Work through the data below and give the number of lines holding "where", nothing more.

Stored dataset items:
[start]

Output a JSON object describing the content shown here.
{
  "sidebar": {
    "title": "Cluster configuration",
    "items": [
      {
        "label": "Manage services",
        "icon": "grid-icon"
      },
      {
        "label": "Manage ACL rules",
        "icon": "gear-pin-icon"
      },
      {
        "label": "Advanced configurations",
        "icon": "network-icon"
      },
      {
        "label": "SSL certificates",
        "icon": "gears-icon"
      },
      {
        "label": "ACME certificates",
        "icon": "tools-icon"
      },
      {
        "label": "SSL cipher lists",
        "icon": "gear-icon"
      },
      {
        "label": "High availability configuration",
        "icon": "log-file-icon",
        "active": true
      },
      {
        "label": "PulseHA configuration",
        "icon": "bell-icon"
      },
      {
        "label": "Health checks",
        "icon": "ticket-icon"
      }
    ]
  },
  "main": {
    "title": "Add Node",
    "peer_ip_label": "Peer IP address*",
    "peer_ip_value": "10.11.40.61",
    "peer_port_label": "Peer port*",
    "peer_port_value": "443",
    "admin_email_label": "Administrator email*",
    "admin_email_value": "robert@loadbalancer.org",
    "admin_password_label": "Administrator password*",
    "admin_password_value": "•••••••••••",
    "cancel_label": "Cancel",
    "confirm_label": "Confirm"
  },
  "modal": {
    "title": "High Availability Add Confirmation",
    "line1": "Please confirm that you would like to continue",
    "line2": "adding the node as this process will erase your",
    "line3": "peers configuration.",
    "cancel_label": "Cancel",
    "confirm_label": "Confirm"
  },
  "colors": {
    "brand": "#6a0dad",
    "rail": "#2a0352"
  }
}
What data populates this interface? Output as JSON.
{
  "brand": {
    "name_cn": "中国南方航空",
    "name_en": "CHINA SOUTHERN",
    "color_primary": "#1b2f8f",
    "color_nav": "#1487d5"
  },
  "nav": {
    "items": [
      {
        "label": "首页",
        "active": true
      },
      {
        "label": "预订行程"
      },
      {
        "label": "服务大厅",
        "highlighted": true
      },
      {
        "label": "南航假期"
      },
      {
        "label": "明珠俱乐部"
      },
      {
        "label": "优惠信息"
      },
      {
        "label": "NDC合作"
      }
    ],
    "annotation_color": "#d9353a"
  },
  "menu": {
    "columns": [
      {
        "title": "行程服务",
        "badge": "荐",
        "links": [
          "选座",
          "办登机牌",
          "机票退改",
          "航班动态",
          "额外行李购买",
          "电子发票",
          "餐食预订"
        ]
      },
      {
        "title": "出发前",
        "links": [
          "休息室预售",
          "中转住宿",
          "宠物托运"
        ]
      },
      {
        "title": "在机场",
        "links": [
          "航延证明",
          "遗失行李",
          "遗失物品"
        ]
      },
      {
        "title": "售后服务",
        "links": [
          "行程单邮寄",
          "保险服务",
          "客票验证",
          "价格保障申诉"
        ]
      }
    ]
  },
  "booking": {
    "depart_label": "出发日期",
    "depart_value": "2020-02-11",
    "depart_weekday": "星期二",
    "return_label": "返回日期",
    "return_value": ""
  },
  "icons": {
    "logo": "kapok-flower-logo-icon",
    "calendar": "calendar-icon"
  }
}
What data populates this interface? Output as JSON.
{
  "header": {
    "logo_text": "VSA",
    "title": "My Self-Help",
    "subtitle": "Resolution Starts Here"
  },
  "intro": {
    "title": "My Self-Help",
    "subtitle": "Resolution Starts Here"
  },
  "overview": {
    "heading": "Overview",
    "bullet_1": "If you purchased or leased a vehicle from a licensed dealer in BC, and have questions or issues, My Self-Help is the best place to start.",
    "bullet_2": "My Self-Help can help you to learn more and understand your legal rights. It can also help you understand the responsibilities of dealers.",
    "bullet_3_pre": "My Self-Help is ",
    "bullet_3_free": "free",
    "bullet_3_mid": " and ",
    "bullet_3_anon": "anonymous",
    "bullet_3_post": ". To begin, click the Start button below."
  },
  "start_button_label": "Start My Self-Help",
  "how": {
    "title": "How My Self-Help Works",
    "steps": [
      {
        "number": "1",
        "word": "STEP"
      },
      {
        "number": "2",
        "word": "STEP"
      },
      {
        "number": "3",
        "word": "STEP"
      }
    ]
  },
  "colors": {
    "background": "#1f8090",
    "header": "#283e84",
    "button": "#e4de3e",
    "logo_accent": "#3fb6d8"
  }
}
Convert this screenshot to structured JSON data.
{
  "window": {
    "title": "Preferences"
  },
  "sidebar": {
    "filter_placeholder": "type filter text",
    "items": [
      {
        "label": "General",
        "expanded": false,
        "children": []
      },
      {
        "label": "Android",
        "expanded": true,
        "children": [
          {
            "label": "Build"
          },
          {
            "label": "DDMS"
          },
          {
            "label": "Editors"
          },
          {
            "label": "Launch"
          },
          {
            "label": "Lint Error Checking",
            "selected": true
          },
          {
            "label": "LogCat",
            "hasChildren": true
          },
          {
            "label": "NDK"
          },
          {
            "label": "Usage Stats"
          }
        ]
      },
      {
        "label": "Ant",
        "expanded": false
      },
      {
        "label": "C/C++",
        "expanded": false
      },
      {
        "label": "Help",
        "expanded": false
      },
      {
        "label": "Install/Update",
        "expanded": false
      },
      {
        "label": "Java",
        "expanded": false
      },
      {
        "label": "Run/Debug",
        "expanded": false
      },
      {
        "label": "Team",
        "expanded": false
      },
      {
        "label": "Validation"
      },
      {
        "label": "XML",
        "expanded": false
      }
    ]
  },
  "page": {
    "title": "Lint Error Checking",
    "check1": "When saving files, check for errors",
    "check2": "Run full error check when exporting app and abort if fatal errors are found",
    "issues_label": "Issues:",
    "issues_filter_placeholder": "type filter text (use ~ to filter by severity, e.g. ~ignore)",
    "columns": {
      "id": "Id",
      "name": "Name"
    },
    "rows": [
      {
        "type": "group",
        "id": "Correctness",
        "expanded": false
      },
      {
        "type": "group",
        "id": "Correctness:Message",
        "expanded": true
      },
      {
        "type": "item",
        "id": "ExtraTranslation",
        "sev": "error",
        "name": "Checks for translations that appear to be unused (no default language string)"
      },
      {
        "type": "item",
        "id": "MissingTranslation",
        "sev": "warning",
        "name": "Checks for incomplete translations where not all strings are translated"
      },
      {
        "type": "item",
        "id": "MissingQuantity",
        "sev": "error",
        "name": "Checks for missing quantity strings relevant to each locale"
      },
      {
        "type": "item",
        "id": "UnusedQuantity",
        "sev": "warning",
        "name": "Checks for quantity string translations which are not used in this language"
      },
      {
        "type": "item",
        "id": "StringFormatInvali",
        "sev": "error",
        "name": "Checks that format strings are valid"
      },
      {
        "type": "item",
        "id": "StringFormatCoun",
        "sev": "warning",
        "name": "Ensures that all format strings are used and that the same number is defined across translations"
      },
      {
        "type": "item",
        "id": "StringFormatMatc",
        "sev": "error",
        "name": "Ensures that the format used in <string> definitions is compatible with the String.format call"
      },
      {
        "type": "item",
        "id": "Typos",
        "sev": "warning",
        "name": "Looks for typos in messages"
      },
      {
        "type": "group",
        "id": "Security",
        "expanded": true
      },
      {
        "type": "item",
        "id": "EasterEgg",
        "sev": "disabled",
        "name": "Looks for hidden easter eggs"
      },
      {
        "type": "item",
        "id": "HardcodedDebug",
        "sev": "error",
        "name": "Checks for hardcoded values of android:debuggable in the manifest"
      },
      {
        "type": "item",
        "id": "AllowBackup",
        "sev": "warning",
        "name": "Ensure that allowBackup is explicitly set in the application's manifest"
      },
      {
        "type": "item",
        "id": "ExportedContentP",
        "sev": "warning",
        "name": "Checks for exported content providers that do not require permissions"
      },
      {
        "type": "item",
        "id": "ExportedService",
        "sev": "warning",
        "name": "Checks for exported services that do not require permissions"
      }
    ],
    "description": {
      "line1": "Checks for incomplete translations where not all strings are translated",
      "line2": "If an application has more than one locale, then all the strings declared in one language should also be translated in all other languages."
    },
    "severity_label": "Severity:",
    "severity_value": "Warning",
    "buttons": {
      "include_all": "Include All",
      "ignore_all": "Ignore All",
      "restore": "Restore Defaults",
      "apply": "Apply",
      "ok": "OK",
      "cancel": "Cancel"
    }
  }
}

[end]

Solution to this exercise >>
2